**WRITTEN TASK**
Locate all lines with the word "PESEL" and copy them out.

**STORED DATA**
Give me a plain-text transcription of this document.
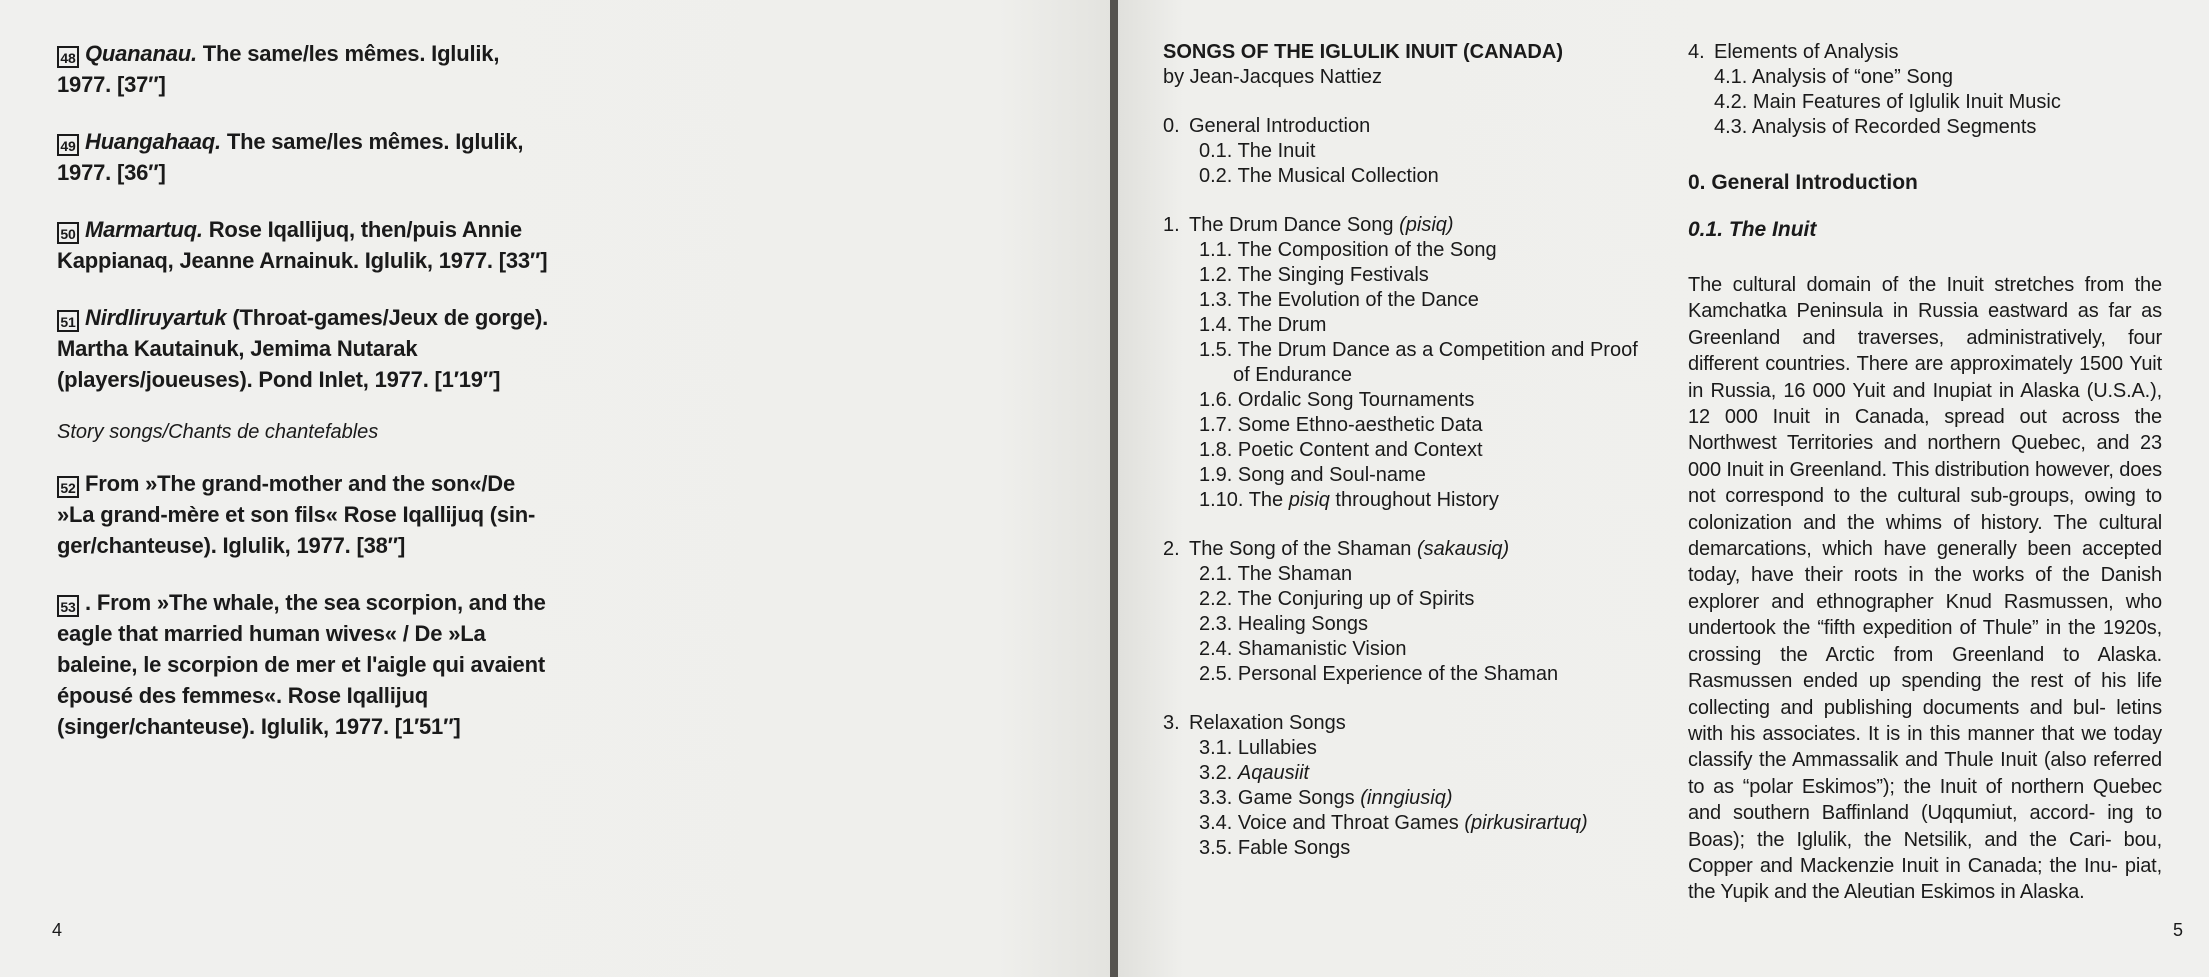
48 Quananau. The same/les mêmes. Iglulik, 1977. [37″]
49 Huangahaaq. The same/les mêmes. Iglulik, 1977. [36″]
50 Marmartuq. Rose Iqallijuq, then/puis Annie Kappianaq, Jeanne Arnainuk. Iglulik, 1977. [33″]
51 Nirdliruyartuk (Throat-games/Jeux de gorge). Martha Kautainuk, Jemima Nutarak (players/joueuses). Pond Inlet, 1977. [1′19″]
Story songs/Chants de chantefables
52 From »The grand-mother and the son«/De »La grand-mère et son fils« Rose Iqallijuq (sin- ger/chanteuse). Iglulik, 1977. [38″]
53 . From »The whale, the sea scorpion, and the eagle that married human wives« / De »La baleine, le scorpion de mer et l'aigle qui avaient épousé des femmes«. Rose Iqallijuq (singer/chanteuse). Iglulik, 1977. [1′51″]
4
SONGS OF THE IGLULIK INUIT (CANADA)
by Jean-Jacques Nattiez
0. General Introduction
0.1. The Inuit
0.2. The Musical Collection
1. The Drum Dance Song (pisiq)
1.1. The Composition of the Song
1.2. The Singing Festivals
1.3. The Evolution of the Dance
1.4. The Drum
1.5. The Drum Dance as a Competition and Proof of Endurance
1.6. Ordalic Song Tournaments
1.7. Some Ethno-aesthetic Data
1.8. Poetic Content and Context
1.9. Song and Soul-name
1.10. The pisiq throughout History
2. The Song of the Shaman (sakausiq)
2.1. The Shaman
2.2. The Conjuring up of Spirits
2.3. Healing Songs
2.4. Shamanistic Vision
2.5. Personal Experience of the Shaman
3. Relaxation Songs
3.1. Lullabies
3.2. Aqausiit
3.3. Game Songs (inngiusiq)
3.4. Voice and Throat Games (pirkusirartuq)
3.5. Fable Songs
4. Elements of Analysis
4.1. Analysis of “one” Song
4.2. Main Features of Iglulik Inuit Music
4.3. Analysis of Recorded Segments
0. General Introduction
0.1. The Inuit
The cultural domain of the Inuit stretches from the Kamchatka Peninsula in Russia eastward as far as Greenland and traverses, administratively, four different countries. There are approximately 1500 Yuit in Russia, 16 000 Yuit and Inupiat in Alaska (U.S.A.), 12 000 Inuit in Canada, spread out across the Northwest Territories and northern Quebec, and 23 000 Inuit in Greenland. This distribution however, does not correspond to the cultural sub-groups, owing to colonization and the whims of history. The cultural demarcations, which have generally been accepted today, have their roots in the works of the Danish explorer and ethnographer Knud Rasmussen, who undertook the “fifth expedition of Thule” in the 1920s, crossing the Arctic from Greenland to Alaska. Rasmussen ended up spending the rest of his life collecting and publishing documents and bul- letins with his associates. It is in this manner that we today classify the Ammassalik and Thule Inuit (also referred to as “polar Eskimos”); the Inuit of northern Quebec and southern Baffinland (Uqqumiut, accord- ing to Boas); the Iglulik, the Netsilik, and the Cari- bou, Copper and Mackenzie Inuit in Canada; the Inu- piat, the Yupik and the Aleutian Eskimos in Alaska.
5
* * *
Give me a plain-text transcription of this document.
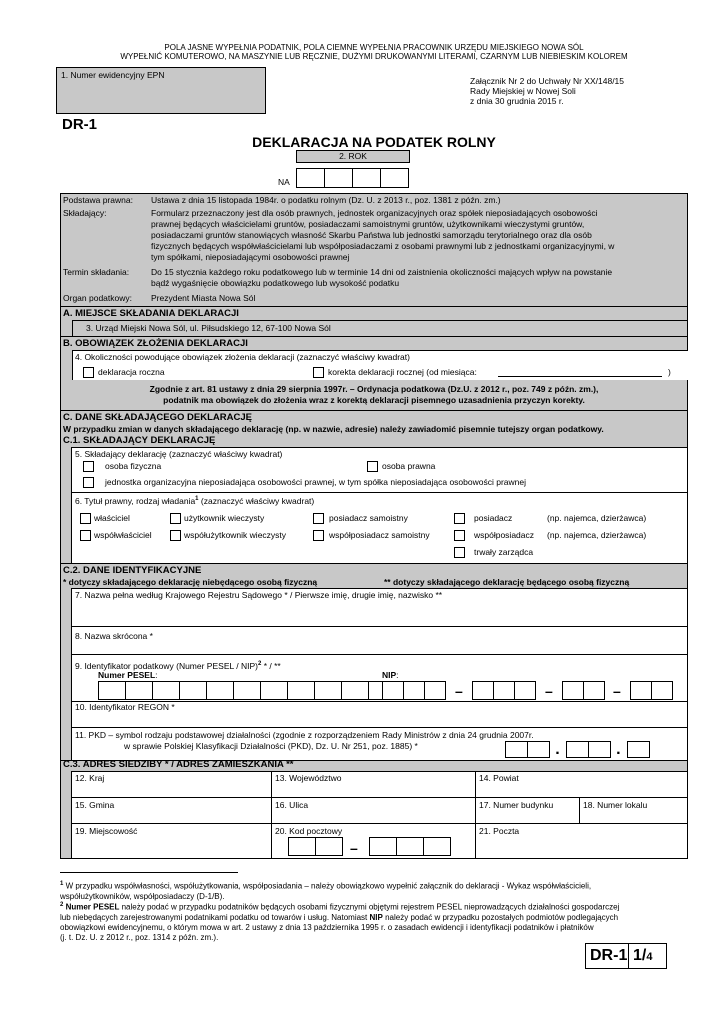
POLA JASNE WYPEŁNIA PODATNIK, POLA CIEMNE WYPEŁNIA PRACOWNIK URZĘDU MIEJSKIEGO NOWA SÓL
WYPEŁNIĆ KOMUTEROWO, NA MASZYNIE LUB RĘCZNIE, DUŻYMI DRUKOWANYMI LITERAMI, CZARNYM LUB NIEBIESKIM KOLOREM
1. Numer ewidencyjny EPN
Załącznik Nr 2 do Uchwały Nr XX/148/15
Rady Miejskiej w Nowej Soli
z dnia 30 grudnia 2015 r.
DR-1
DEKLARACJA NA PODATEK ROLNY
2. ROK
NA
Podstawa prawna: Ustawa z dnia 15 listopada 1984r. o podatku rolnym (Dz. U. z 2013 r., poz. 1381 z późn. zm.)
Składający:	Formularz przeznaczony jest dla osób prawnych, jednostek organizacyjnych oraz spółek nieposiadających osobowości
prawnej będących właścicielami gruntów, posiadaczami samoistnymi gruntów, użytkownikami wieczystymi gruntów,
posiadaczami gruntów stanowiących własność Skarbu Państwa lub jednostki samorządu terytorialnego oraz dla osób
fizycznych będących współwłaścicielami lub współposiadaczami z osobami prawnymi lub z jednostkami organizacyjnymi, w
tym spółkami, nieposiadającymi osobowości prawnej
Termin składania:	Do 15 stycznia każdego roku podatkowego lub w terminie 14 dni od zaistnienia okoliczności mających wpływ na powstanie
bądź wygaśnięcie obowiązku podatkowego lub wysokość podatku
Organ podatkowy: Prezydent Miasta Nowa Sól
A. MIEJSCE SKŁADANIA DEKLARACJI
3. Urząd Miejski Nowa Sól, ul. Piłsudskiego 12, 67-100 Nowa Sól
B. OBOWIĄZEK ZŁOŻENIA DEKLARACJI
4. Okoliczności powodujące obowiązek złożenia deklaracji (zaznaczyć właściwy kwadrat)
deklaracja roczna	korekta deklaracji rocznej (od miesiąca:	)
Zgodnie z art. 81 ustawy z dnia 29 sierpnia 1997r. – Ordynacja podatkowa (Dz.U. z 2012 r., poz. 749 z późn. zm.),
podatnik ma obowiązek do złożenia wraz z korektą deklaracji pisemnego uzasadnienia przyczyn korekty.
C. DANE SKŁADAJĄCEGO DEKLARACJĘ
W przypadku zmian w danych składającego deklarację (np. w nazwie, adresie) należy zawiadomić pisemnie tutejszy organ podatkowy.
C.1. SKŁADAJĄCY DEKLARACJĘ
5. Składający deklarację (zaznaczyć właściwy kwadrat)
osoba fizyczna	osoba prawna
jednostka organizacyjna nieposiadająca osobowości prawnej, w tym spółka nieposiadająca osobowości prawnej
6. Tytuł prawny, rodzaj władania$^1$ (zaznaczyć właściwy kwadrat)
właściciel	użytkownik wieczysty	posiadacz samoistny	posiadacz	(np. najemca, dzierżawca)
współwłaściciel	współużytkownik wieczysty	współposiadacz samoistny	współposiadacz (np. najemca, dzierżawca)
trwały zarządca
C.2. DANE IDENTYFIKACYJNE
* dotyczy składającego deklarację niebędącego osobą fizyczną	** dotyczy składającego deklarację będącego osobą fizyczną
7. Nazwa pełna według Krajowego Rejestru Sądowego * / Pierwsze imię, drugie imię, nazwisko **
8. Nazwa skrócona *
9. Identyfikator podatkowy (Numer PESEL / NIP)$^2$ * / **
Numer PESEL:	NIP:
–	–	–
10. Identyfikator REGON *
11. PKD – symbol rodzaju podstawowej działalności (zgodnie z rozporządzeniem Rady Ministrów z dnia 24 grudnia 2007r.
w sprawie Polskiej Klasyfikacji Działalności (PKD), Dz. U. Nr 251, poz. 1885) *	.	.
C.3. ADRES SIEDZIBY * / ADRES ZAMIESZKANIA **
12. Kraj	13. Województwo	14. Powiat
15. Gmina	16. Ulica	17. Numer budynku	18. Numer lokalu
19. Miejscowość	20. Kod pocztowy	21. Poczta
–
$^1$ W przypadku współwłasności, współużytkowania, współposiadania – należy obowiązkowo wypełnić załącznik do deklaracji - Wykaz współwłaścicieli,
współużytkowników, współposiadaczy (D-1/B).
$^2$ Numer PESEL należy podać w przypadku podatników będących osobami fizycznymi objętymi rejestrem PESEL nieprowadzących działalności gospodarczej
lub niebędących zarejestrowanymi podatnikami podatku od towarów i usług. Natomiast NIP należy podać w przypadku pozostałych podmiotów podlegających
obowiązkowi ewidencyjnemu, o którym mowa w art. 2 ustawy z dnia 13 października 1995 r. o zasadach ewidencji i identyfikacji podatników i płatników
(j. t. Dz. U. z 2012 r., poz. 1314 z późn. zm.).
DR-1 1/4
...
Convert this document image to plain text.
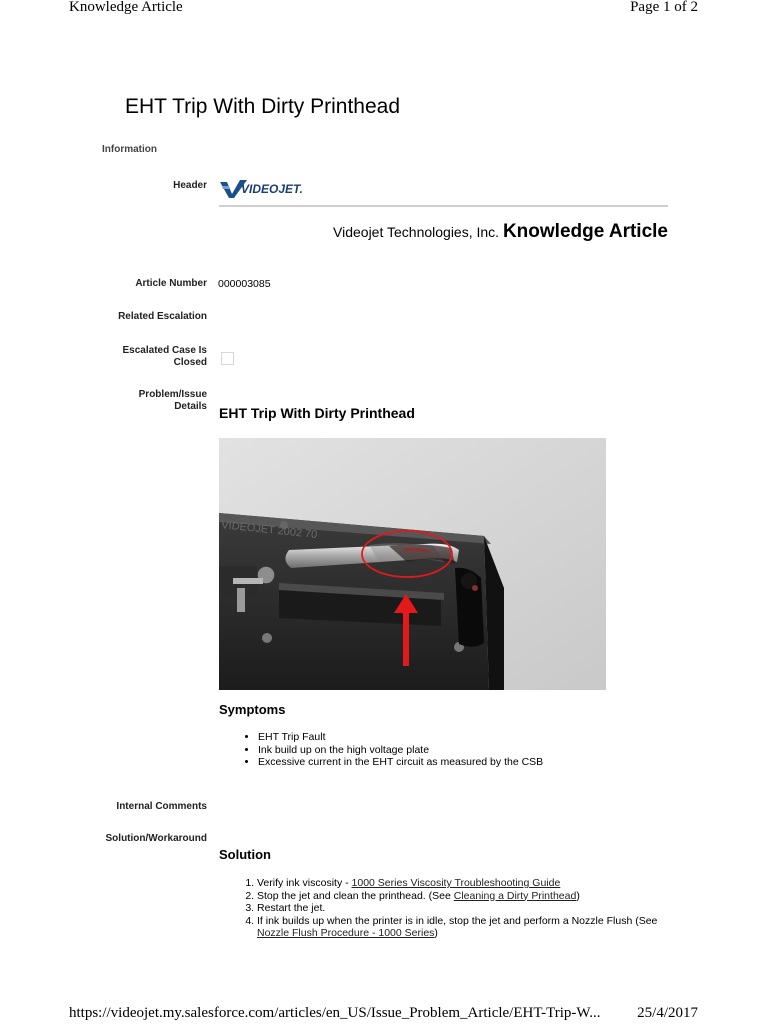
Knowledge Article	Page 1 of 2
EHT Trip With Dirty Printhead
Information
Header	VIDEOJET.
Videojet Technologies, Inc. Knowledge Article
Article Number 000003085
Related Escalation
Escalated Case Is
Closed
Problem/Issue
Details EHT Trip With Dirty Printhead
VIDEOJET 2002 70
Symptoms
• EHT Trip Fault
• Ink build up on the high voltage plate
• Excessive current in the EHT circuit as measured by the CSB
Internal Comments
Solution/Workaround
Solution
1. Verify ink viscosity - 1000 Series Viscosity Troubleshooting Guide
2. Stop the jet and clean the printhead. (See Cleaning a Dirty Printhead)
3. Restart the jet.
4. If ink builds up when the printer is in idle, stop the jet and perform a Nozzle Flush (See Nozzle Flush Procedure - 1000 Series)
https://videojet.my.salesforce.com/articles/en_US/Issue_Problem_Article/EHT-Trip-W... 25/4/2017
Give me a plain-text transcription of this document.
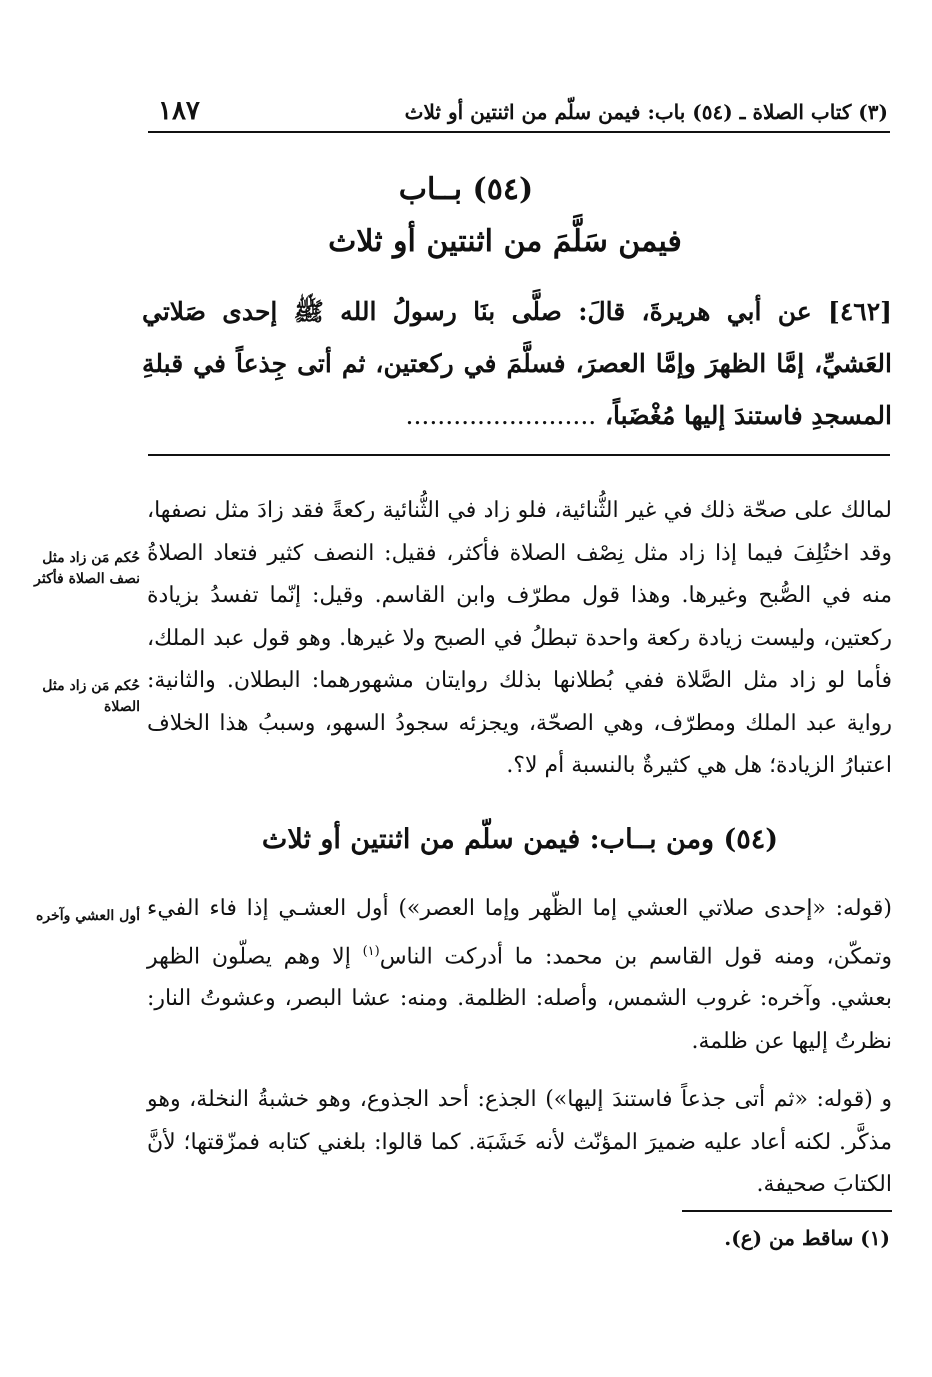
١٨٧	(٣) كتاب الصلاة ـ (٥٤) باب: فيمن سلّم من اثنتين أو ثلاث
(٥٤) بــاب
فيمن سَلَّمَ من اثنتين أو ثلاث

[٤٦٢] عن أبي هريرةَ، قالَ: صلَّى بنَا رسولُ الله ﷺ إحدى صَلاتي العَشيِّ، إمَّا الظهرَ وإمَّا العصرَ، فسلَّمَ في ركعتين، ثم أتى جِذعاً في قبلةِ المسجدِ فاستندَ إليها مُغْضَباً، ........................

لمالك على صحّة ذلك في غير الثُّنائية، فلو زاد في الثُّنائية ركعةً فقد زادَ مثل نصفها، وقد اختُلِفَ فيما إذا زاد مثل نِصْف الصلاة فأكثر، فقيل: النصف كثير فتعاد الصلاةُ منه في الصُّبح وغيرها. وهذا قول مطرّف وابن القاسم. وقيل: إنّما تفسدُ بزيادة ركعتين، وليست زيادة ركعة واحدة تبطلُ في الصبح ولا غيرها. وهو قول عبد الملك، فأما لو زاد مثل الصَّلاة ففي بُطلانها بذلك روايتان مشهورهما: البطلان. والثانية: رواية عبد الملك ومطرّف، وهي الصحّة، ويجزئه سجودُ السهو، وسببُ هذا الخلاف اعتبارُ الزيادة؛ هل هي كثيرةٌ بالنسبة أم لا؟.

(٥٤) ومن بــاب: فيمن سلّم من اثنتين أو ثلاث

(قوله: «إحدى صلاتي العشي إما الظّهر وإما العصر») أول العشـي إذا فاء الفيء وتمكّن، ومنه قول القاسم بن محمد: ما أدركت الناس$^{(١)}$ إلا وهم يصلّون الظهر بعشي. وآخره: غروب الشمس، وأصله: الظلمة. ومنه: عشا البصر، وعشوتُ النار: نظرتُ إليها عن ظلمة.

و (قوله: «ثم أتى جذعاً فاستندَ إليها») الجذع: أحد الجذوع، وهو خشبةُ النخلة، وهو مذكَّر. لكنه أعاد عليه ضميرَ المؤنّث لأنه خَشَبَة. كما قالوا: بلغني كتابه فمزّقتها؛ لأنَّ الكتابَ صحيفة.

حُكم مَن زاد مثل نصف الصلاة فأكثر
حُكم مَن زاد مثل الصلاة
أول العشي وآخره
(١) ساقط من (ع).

**PROBLEM SOLUTION**
9. Identyfikator podatkowy (Numer PESEL / NIP)$^2$ * / **
Numer PESEL:	NIP:
$^2$ Numer PESEL należy podać w przypadku podatników będących osobami fizycznymi objętymi rejestrem PESEL nieprowadzących działalności gospodarczej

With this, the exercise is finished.